## Your objective
Find every line in the data that contains the word "ylabel". Return each of those lines.

[Items listed in a dataset]
== Segment start ==

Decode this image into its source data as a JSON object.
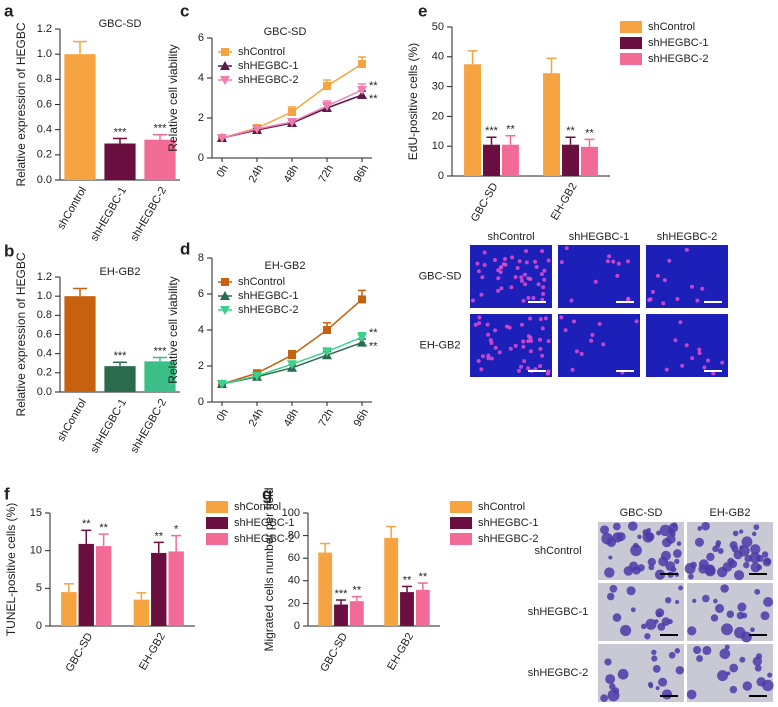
{
  "chart_data": [
    {
      "panel": "a",
      "type": "bar",
      "title": "GBC-SD",
      "ylabel": "Relative expression of HEGBC",
      "categories": [
        "shControl",
        "shHEGBC-1",
        "shHEGBC-2"
      ],
      "values": [
        1.0,
        0.29,
        0.32
      ],
      "errors": [
        0.1,
        0.04,
        0.04
      ],
      "annotations": [
        null,
        "***",
        "***"
      ],
      "colors": [
        "#f6a441",
        "#6a0f40",
        "#f26b96"
      ],
      "ylim": [
        0,
        1.2
      ],
      "yticks": [
        {
          "value": 0,
          "label": "0.0"
        },
        0.2,
        0.4,
        0.6,
        0.8,
        {
          "value": 1,
          "label": "1.0"
        },
        1.2
      ]
    },
    {
      "panel": "b",
      "type": "bar",
      "title": "EH-GB2",
      "ylabel": "Relative expression of HEGBC",
      "categories": [
        "shControl",
        "shHEGBC-1",
        "shHEGBC-2"
      ],
      "values": [
        1.0,
        0.27,
        0.32
      ],
      "errors": [
        0.08,
        0.04,
        0.04
      ],
      "annotations": [
        null,
        "***",
        "***"
      ],
      "colors": [
        "#c7600f",
        "#2a6b4e",
        "#3cbf86"
      ],
      "ylim": [
        0,
        1.2
      ],
      "yticks": [
        {
          "value": 0,
          "label": "0.0"
        },
        0.2,
        0.4,
        0.6,
        0.8,
        {
          "value": 1,
          "label": "1.0"
        },
        1.2
      ]
    },
    {
      "panel": "c",
      "type": "line",
      "title": "GBC-SD",
      "ylabel": "Relative cell viability",
      "categories": [
        "0h",
        "24h",
        "48h",
        "72h",
        "96h"
      ],
      "series": [
        {
          "name": "shControl",
          "color": "#f6a441",
          "marker": "square",
          "values": [
            1,
            1.5,
            2.3,
            3.6,
            4.7
          ],
          "errors": [
            0.05,
            0.1,
            0.25,
            0.3,
            0.35
          ],
          "annotations": [
            null,
            null,
            null,
            null,
            null
          ]
        },
        {
          "name": "shHEGBC-1",
          "color": "#5a1a4a",
          "marker": "triangle",
          "values": [
            1,
            1.4,
            1.75,
            2.5,
            3.15
          ],
          "errors": [
            0.05,
            0.08,
            0.15,
            0.2,
            0.2
          ],
          "annotations": [
            null,
            null,
            null,
            null,
            "**"
          ]
        },
        {
          "name": "shHEGBC-2",
          "color": "#f07fb0",
          "marker": "triangle-down",
          "values": [
            1,
            1.45,
            1.8,
            2.6,
            3.4
          ],
          "errors": [
            0.05,
            0.08,
            0.15,
            0.25,
            0.3
          ],
          "annotations": [
            null,
            null,
            null,
            null,
            "**"
          ]
        }
      ],
      "ylim": [
        0,
        6
      ],
      "yticks": [
        0,
        2,
        4,
        6
      ]
    },
    {
      "panel": "d",
      "type": "line",
      "title": "EH-GB2",
      "ylabel": "Relative cell viability",
      "categories": [
        "0h",
        "24h",
        "48h",
        "72h",
        "96h"
      ],
      "series": [
        {
          "name": "shControl",
          "color": "#c7600f",
          "marker": "square",
          "values": [
            1,
            1.6,
            2.6,
            4.0,
            5.7
          ],
          "errors": [
            0.05,
            0.1,
            0.25,
            0.4,
            0.5
          ],
          "annotations": [
            null,
            null,
            null,
            null,
            null
          ]
        },
        {
          "name": "shHEGBC-1",
          "color": "#2a6b4e",
          "marker": "triangle",
          "values": [
            1,
            1.4,
            1.9,
            2.6,
            3.3
          ],
          "errors": [
            0.05,
            0.08,
            0.15,
            0.2,
            0.2
          ],
          "annotations": [
            null,
            null,
            null,
            null,
            "**"
          ]
        },
        {
          "name": "shHEGBC-2",
          "color": "#3cd08a",
          "marker": "triangle-down",
          "values": [
            1,
            1.45,
            2.1,
            2.8,
            3.6
          ],
          "errors": [
            0.05,
            0.08,
            0.15,
            0.2,
            0.25
          ],
          "annotations": [
            null,
            null,
            null,
            null,
            "**"
          ]
        }
      ],
      "ylim": [
        0,
        8
      ],
      "yticks": [
        0,
        2,
        4,
        6,
        8
      ]
    },
    {
      "panel": "e",
      "type": "grouped-bar",
      "ylabel": "EdU-positive cells (%)",
      "categories": [
        "GBC-SD",
        "EH-GB2"
      ],
      "series": [
        {
          "name": "shControl",
          "color": "#f6a441",
          "values": [
            37.5,
            34.5
          ],
          "errors": [
            4.5,
            5
          ],
          "annotations": [
            null,
            null
          ]
        },
        {
          "name": "shHEGBC-1",
          "color": "#6a0f40",
          "values": [
            10.5,
            10.5
          ],
          "errors": [
            2.5,
            2.5
          ],
          "annotations": [
            "***",
            "**"
          ]
        },
        {
          "name": "shHEGBC-2",
          "color": "#f26b96",
          "values": [
            10.5,
            9.8
          ],
          "errors": [
            3,
            2.5
          ],
          "annotations": [
            "**",
            "**"
          ]
        }
      ],
      "ylim": [
        0,
        50
      ],
      "yticks": [
        0,
        10,
        20,
        30,
        40,
        50
      ]
    },
    {
      "panel": "f",
      "type": "grouped-bar",
      "ylabel": "TUNEL-positive cells (%)",
      "categories": [
        "GBC-SD",
        "EH-GB2"
      ],
      "series": [
        {
          "name": "shControl",
          "color": "#f6a441",
          "values": [
            4.5,
            3.5
          ],
          "errors": [
            1.1,
            0.9
          ],
          "annotations": [
            null,
            null
          ]
        },
        {
          "name": "shHEGBC-1",
          "color": "#6a0f40",
          "values": [
            10.9,
            9.7
          ],
          "errors": [
            1.8,
            1.4
          ],
          "annotations": [
            "**",
            "**"
          ]
        },
        {
          "name": "shHEGBC-2",
          "color": "#f26b96",
          "values": [
            10.6,
            9.9
          ],
          "errors": [
            1.6,
            2.1
          ],
          "annotations": [
            "**",
            "*"
          ]
        }
      ],
      "ylim": [
        0,
        15
      ],
      "yticks": [
        0,
        5,
        10,
        15
      ]
    },
    {
      "panel": "g",
      "type": "grouped-bar",
      "ylabel": "Migrated cells number per field",
      "categories": [
        "GBC-SD",
        "EH-GB2"
      ],
      "series": [
        {
          "name": "shControl",
          "color": "#f6a441",
          "values": [
            65,
            78
          ],
          "errors": [
            8,
            10
          ],
          "annotations": [
            null,
            null
          ]
        },
        {
          "name": "shHEGBC-1",
          "color": "#6a0f40",
          "values": [
            19,
            30
          ],
          "errors": [
            4,
            5
          ],
          "annotations": [
            "***",
            "**"
          ]
        },
        {
          "name": "shHEGBC-2",
          "color": "#f26b96",
          "values": [
            22,
            32
          ],
          "errors": [
            4,
            6
          ],
          "annotations": [
            "**",
            "**"
          ]
        }
      ],
      "ylim": [
        0,
        100
      ],
      "yticks": [
        0,
        20,
        40,
        60,
        80,
        100
      ]
    }
  ],
  "micrographs": [
    {
      "columns": [
        "shControl",
        "shHEGBC-1",
        "shHEGBC-2"
      ],
      "rows": [
        "GBC-SD",
        "EH-GB2"
      ]
    },
    {
      "columns": [
        "GBC-SD",
        "EH-GB2"
      ],
      "rows": [
        "shControl",
        "shHEGBC-1",
        "shHEGBC-2"
      ]
    }
  ]
}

== Segment end ==

## Exercise output
      "ylabel": "Relative expression of HEGBC",
      "ylabel": "Relative expression of HEGBC",
      "ylabel": "Relative cell viability",
      "ylabel": "Relative cell viability",
      "ylabel": "EdU-positive cells (%)",
      "ylabel": "TUNEL-positive cells (%)",
      "ylabel": "Migrated cells number per field",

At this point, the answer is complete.